• _Given text_:
=== Section Start ===

The three years I spent studying for a PhD were the toughest of my life. If, at the end of it, someone had told me that I couldn’t do the oral examination necessary to gain my degree, I’d have been devastated. But not only did this happen to Ingebord Rapoport, she also had to wait 77 years to gain her doctorate.
Ingebord Syllm was born in 1912 to Protestant German parents in Cameroon, a German colony at the time. She was raised in Hamburg and later studied medicine at the University of Hamburg. She passed the state examination as a physician in 1937 and the following year, at the age of 25, submitted her doctoral thesis on diphtheria, then a leading cause of death among children. Her professor praised her work and approved the submission, but she was not permitted to take her oral exam for ‘racial reasons’ – her mother had Jewish ancestry. Nazi officials marked her exam forms with a yellow stripe, which meant she was ineligible for academic advancement.
Ingebord escaped, alone and penniless, to the US, where she applied to forty-eight colleges to complete her medical studies. Only one, the Women’s Medical College of Pennsylvania, accepted her. But at this point, her fortunes changed. She was offered a job in Cincinnati, where she met Austrian-Jewish physician Samuel Rapoport, and married him two years later. They had three children in quick succession, and both their careers flourished. Unfortunately their growing support for the Communist Party gained the attention of the Un-American Activities Committee and, once more, Ingebord was forced to flee. They moved first to Zurich then to East Germany, where Samuel founded a biochemical institute and Ingebord founded the first neonatology clinic in Germany, where, together with their children, they achieved considerable academic success. Ingebord was honoured for her work in reducing infant mortality.

=== Section End ===

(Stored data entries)
=== Section Start ===

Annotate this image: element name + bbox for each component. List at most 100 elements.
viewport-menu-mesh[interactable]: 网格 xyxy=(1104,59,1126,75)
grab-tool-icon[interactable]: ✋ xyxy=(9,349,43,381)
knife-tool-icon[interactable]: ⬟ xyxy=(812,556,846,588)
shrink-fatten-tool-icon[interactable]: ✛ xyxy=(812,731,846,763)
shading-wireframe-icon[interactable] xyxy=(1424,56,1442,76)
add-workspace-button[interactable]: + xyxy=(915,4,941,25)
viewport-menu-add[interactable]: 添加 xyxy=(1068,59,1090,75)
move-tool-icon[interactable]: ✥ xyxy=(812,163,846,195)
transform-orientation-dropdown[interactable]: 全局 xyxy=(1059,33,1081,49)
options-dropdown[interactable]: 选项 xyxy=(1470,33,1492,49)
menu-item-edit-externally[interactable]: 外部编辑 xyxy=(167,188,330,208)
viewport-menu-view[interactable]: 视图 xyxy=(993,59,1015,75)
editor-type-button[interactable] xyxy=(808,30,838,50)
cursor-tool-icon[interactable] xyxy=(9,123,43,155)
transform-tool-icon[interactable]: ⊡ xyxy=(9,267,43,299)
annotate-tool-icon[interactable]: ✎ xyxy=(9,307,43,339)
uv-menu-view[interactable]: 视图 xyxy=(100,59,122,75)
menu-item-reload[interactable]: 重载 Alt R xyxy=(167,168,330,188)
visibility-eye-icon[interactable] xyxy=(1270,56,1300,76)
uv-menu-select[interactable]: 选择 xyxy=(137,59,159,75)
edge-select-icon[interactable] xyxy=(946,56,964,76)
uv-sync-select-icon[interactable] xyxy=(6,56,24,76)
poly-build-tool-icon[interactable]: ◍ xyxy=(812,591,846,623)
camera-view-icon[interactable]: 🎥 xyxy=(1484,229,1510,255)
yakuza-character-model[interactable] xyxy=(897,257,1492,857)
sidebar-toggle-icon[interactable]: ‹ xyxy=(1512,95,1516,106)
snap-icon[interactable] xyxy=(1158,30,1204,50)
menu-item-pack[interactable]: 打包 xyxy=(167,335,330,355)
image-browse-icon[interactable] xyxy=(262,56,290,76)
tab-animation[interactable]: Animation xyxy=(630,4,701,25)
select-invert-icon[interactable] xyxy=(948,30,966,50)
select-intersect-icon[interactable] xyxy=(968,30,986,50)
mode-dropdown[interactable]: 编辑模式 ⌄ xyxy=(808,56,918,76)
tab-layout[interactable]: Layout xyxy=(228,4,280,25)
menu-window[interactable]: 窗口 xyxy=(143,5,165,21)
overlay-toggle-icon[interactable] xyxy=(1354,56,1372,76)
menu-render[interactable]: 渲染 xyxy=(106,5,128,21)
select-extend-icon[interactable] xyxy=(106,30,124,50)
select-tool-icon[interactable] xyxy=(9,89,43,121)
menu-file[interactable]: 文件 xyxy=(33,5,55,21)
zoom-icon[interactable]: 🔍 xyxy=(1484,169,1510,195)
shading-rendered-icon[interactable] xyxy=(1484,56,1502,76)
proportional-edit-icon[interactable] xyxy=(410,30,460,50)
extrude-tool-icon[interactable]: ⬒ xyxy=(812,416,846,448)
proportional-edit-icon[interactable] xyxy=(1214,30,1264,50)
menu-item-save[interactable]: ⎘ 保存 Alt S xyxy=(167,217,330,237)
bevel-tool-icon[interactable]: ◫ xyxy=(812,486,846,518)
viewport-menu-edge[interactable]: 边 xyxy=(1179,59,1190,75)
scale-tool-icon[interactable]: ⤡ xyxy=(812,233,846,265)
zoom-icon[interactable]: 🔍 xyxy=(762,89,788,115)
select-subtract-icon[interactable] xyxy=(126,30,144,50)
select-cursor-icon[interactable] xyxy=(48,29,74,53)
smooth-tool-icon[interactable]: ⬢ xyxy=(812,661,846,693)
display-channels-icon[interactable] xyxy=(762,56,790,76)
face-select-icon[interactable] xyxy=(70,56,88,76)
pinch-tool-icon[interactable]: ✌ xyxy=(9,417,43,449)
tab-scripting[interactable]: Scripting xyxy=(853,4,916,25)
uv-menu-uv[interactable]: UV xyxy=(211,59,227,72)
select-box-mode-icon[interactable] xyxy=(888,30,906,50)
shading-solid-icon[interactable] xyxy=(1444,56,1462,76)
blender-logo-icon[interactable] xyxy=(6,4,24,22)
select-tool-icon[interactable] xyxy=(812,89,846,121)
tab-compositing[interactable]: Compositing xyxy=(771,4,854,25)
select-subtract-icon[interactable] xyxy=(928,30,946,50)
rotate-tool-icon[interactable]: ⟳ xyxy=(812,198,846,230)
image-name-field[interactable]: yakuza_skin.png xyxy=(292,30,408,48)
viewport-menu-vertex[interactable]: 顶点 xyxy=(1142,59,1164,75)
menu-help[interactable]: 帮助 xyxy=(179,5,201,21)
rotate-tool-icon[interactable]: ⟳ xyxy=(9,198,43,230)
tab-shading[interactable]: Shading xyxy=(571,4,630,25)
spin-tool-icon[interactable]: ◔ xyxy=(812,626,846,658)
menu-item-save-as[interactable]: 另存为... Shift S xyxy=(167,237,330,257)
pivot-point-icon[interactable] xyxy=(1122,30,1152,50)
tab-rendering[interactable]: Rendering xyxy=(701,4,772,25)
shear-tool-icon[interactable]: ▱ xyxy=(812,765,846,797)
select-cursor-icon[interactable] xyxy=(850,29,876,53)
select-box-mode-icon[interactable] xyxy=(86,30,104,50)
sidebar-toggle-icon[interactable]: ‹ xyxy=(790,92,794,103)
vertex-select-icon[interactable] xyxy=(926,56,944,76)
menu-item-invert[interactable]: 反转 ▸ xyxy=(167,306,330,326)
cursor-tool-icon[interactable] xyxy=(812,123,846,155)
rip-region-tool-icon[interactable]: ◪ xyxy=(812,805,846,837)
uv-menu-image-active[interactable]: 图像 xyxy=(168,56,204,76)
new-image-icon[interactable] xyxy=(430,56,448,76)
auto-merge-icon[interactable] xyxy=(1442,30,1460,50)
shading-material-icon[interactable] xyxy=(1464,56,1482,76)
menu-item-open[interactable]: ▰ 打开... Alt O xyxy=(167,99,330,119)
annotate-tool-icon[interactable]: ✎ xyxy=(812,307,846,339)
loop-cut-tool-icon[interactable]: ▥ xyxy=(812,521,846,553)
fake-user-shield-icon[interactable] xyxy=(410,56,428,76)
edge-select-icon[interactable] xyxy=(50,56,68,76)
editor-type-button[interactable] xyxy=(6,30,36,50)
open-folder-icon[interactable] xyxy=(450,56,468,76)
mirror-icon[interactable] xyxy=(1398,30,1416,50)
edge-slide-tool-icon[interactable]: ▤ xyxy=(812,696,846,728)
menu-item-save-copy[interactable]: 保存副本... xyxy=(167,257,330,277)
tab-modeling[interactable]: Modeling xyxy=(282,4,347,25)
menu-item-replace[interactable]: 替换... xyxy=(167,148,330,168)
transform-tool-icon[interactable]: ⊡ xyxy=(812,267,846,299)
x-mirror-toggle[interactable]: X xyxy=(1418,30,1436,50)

=== Section End ===

• _Task instructions_:
1. What disease was the subject of the doctoral thesis Ingebord submitted, according to the Ingebord Rapoport passage?
2. Return the stretch of the Ingebord Rapoport passage from "Ingebord Syllm was" through "for academic advancement.".
Work from the Ingebord Rapoport passage alone.

• _Responses by item number_:
1. Diphtheria.

2.
Ingebord Syllm was born in 1912 to Protestant German parents in Cameroon, a German colony at the time. She was raised in Hamburg and later studied medicine at the University of Hamburg. She passed the state examination as a physician in 1937 and the following year, at the age of 25, submitted her doctoral thesis on diphtheria, then a leading cause of death among children. Her professor praised her work and approved the submission, but she was not permitted to take her oral exam for ‘racial reasons’ – her mother had Jewish ancestry. Nazi officials marked her exam forms with a yellow stripe, which meant she was ineligible for academic advancement.